■ **EXERCISE OBJECTIVE**
In the records below, work out how many lines hold the word "pamamagitan". Report the number alone.
— start —
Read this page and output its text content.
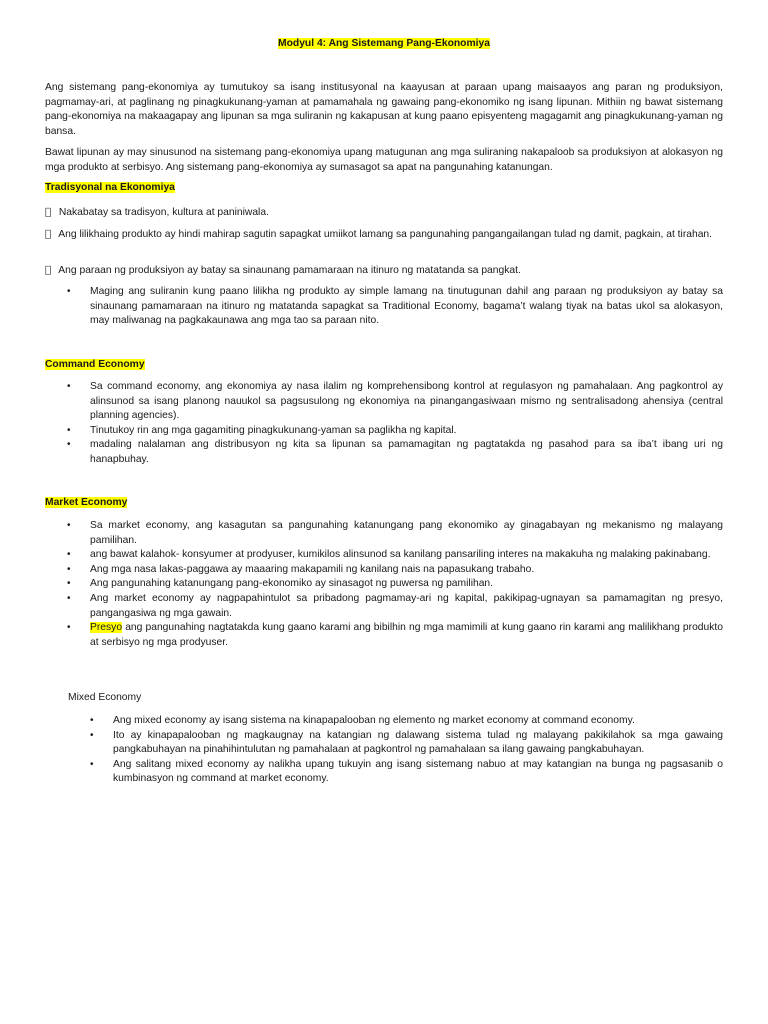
Modyul 4: Ang Sistemang Pang-Ekonomiya

Ang sistemang pang-ekonomiya ay tumutukoy sa isang institusyonal na kaayusan at paraan upang maisaayos ang paran ng produksiyon, pagmamay-ari, at paglinang ng pinagkukunang-yaman at pamamahala ng gawaing pang-ekonomiko ng isang lipunan. Mithiin ng bawat sistemang pang-ekonomiya na makaagapay ang lipunan sa mga suliranin ng kakapusan at kung paano episyenteng magagamit ang pinagkukunang-yaman ng bansa.

Bawat lipunan ay may sinusunod na sistemang pang-ekonomiya upang matugunan ang mga suliraning nakapaloob sa produksiyon at alokasyon ng mga produkto at serbisyo. Ang sistemang pang-ekonomiya ay sumasagot sa apat na pangunahing katanungan.

Tradisyonal na Ekonomiya

Nakabatay sa tradisyon, kultura at paniniwala.

Ang lilikhaing produkto ay hindi mahirap sagutin sapagkat umiikot lamang sa pangunahing pangangailangan tulad ng damit, pagkain, at tirahan.

Ang paraan ng produksiyon ay batay sa sinaunang pamamaraan na itinuro ng matatanda sa pangkat.

• Maging ang suliranin kung paano lilikha ng produkto ay simple lamang na tinutugunan dahil ang paraan ng produksiyon ay batay sa sinaunang pamamaraan na itinuro ng matatanda sapagkat sa Traditional Economy, bagama’t walang tiyak na batas ukol sa alokasyon, may maliwanag na pagkakaunawa ang mga tao sa paraan nito.

Command Economy

• Sa command economy, ang ekonomiya ay nasa ilalim ng komprehensibong kontrol at regulasyon ng pamahalaan. Ang pagkontrol ay alinsunod sa isang planong nauukol sa pagsusulong ng ekonomiya na pinangangasiwaan mismo ng sentralisadong ahensiya (central planning agencies).
• Tinutukoy rin ang mga gagamiting pinagkukunang-yaman sa paglikha ng kapital.
• madaling nalalaman ang distribusyon ng kita sa lipunan sa pamamagitan ng pagtatakda ng pasahod para sa iba’t ibang uri ng hanapbuhay.

Market Economy

• Sa market economy, ang kasagutan sa pangunahing katanungang pang ekonomiko ay ginagabayan ng mekanismo ng malayang pamilihan.
• ang bawat kalahok- konsyumer at prodyuser, kumikilos alinsunod sa kanilang pansariling interes na makakuha ng malaking pakinabang.
• Ang mga nasa lakas-paggawa ay maaaring makapamili ng kanilang nais na papasukang trabaho.
• Ang pangunahing katanungang pang-ekonomiko ay sinasagot ng puwersa ng pamilihan.
• Ang market economy ay nagpapahintulot sa pribadong pagmamay-ari ng kapital, pakikipag-ugnayan sa pamamagitan ng presyo, pangangasiwa ng mga gawain.
• Presyo ang pangunahing nagtatakda kung gaano karami ang bibilhin ng mga mamimili at kung gaano rin karami ang malilikhang produkto at serbisyo ng mga prodyuser.
Mixed Economy
• Ang mixed economy ay isang sistema na kinapapalooban ng elemento ng market economy at command economy.
• Ito ay kinapapalooban ng magkaugnay na katangian ng dalawang sistema tulad ng malayang pakikilahok sa mga gawaing pangkabuhayan na pinahihintulutan ng pamahalaan at pagkontrol ng pamahalaan sa ilang gawaing pangkabuhayan.
• Ang salitang mixed economy ay nalikha upang tukuyin ang isang sistemang nabuo at may katangian na bunga ng pagsasanib o kumbinasyon ng command at market economy.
— end —
■ **OUTPUT OF THE EXERCISE**
2